======== Records for processing

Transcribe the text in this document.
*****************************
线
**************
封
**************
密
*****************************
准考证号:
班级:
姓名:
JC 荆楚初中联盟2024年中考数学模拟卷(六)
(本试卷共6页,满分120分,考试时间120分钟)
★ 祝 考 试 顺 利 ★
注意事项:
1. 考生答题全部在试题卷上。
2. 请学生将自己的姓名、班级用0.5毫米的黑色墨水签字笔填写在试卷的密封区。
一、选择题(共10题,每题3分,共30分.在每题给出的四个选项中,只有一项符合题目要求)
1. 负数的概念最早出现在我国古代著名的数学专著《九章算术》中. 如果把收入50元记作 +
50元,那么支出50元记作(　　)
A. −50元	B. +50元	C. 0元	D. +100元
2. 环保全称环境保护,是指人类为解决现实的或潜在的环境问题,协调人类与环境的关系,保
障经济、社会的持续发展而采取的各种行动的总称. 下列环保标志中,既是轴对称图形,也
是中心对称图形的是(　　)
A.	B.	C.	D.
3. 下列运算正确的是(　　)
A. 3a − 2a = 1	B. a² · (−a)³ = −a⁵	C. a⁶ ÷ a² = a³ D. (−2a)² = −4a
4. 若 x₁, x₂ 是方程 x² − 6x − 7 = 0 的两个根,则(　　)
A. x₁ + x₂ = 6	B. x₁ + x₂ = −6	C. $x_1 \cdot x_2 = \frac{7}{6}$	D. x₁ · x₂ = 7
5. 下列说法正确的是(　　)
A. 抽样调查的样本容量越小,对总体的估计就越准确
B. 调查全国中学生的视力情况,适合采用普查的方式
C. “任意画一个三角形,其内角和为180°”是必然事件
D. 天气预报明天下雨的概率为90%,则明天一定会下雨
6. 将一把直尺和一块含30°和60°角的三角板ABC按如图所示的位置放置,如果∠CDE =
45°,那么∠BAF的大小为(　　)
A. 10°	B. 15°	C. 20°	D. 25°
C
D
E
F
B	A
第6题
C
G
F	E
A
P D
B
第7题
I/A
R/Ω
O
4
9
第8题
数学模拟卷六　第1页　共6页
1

================

Written task: Retype the records above exactly.

Response below:
Transcribe the text in this document.
*****************************
线
**************
封
**************
密
*****************************
准考证号:
班级:
姓名:
JC 荆楚初中联盟2024年中考数学模拟卷(六)
(本试卷共6页,满分120分,考试时间120分钟)
★ 祝 考 试 顺 利 ★
注意事项:
1. 考生答题全部在试题卷上。
2. 请学生将自己的姓名、班级用0.5毫米的黑色墨水签字笔填写在试卷的密封区。
一、选择题(共10题,每题3分,共30分.在每题给出的四个选项中,只有一项符合题目要求)
1. 负数的概念最早出现在我国古代著名的数学专著《九章算术》中. 如果把收入50元记作 +
50元,那么支出50元记作(　　)
A. −50元	B. +50元	C. 0元	D. +100元
2. 环保全称环境保护,是指人类为解决现实的或潜在的环境问题,协调人类与环境的关系,保
障经济、社会的持续发展而采取的各种行动的总称. 下列环保标志中,既是轴对称图形,也
是中心对称图形的是(　　)
A.	B.	C.	D.
3. 下列运算正确的是(　　)
A. 3a − 2a = 1	B. a² · (−a)³ = −a⁵	C. a⁶ ÷ a² = a³ D. (−2a)² = −4a
4. 若 x₁, x₂ 是方程 x² − 6x − 7 = 0 的两个根,则(　　)
A. x₁ + x₂ = 6	B. x₁ + x₂ = −6	C. $x_1 \cdot x_2 = \frac{7}{6}$	D. x₁ · x₂ = 7
5. 下列说法正确的是(　　)
A. 抽样调查的样本容量越小,对总体的估计就越准确
B. 调查全国中学生的视力情况,适合采用普查的方式
C. “任意画一个三角形,其内角和为180°”是必然事件
D. 天气预报明天下雨的概率为90%,则明天一定会下雨
6. 将一把直尺和一块含30°和60°角的三角板ABC按如图所示的位置放置,如果∠CDE =
45°,那么∠BAF的大小为(　　)
A. 10°	B. 15°	C. 20°	D. 25°
C
D
E
F
B	A
第6题
C
G
F	E
A
P D
B
第7题
I/A
R/Ω
O
4
9
第8题
数学模拟卷六　第1页　共6页
1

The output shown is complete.